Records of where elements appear
──────

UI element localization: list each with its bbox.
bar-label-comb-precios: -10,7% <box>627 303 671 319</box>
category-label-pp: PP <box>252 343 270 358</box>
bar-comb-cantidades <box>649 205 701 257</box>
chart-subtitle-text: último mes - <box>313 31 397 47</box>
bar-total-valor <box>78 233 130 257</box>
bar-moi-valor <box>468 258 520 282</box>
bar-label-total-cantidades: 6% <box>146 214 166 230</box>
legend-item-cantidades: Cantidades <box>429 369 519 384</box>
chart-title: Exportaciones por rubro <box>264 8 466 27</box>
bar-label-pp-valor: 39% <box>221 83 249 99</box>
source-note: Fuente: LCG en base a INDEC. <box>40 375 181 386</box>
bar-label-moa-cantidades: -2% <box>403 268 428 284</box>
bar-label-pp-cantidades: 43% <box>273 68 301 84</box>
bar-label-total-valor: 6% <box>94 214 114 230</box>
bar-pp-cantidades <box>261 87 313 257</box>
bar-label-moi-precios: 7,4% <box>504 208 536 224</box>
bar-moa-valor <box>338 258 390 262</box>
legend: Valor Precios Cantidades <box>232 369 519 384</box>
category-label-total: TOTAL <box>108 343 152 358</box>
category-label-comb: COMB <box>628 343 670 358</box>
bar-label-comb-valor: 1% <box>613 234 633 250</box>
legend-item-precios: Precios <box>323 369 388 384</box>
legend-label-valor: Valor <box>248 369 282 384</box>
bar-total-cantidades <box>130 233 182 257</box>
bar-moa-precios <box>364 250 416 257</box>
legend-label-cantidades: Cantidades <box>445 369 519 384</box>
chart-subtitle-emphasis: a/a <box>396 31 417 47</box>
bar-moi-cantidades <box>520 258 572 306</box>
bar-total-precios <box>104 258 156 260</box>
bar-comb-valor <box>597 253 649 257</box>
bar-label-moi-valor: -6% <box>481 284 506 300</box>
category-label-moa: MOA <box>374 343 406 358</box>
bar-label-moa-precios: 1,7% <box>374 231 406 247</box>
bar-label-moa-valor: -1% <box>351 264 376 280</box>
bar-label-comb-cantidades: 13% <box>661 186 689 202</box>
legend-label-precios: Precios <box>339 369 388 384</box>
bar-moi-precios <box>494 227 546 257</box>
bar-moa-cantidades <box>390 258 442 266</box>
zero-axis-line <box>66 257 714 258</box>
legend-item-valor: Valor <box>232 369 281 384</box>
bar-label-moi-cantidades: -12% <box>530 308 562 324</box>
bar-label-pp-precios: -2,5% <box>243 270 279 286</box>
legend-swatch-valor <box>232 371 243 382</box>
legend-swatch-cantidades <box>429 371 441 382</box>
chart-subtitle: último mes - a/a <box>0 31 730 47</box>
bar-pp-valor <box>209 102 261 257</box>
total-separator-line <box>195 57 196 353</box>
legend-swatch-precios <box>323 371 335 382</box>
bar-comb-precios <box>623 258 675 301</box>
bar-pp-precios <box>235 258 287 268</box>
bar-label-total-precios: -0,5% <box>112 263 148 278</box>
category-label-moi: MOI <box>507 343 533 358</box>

──────

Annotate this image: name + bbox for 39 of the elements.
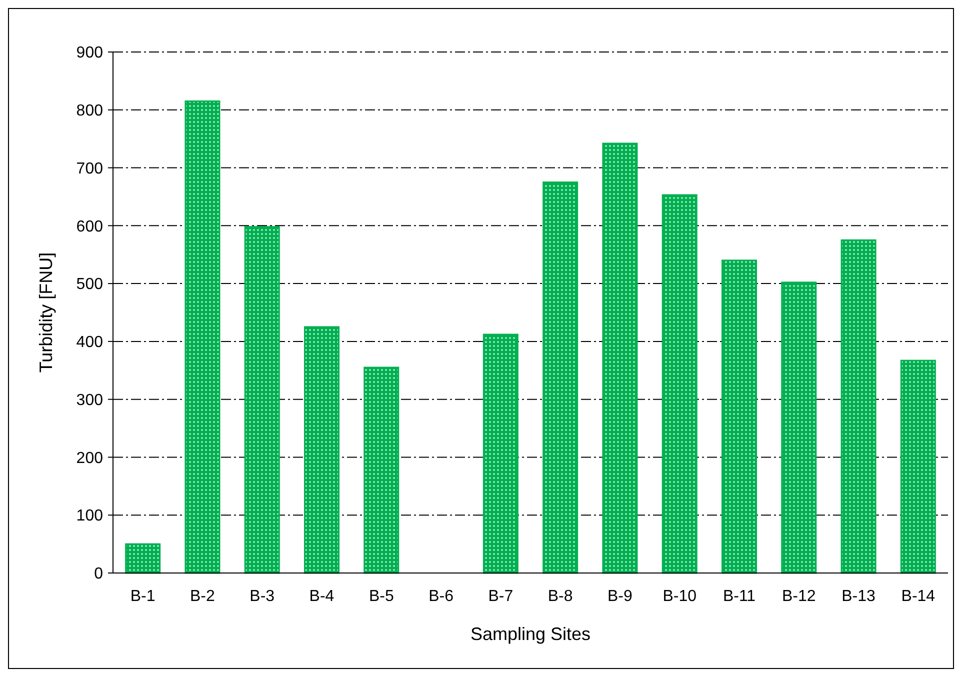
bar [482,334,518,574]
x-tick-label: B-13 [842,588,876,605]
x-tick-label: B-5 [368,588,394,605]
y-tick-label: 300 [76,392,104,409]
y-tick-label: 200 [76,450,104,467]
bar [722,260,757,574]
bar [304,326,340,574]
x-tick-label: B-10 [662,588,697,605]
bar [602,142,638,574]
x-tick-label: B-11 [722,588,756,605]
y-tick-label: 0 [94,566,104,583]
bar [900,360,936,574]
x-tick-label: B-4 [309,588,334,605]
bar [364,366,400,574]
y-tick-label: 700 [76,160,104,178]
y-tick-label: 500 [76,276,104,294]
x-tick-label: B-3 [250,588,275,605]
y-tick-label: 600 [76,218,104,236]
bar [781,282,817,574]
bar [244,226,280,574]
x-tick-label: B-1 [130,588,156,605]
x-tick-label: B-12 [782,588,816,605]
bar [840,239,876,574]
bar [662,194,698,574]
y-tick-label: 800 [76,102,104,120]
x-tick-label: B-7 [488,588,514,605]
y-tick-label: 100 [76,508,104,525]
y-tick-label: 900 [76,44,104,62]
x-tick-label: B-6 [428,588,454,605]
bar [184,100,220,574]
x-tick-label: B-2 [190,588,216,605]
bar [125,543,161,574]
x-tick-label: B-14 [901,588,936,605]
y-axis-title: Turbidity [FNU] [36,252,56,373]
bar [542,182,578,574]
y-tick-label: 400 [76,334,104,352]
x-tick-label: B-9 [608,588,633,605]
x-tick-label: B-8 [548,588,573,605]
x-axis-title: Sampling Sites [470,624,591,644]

──────

Lay out the lines of the material above as a JSON list of strings, one string per line and blank lines omitted. Begin at the line that contains "UI element localization: list" and stop after the line that contains "chart-title: Exportaciones por".

SOLUTION –
[
  "UI element localization: list each with its bbox.",
  "bar-label-comb-precios: -10,7% <box>627 303 671 319</box>",
  "category-label-pp: PP <box>252 343 270 358</box>",
  "bar-comb-cantidades <box>649 205 701 257</box>",
  "chart-subtitle-text: último mes - <box>313 31 397 47</box>",
  "bar-total-valor <box>78 233 130 257</box>",
  "bar-moi-valor <box>468 258 520 282</box>",
  "bar-label-total-cantidades: 6% <box>146 214 166 230</box>",
  "legend-item-cantidades: Cantidades <box>429 369 519 384</box>",
  "chart-title: Exportaciones por rubro <box>264 8 466 27</box>"
]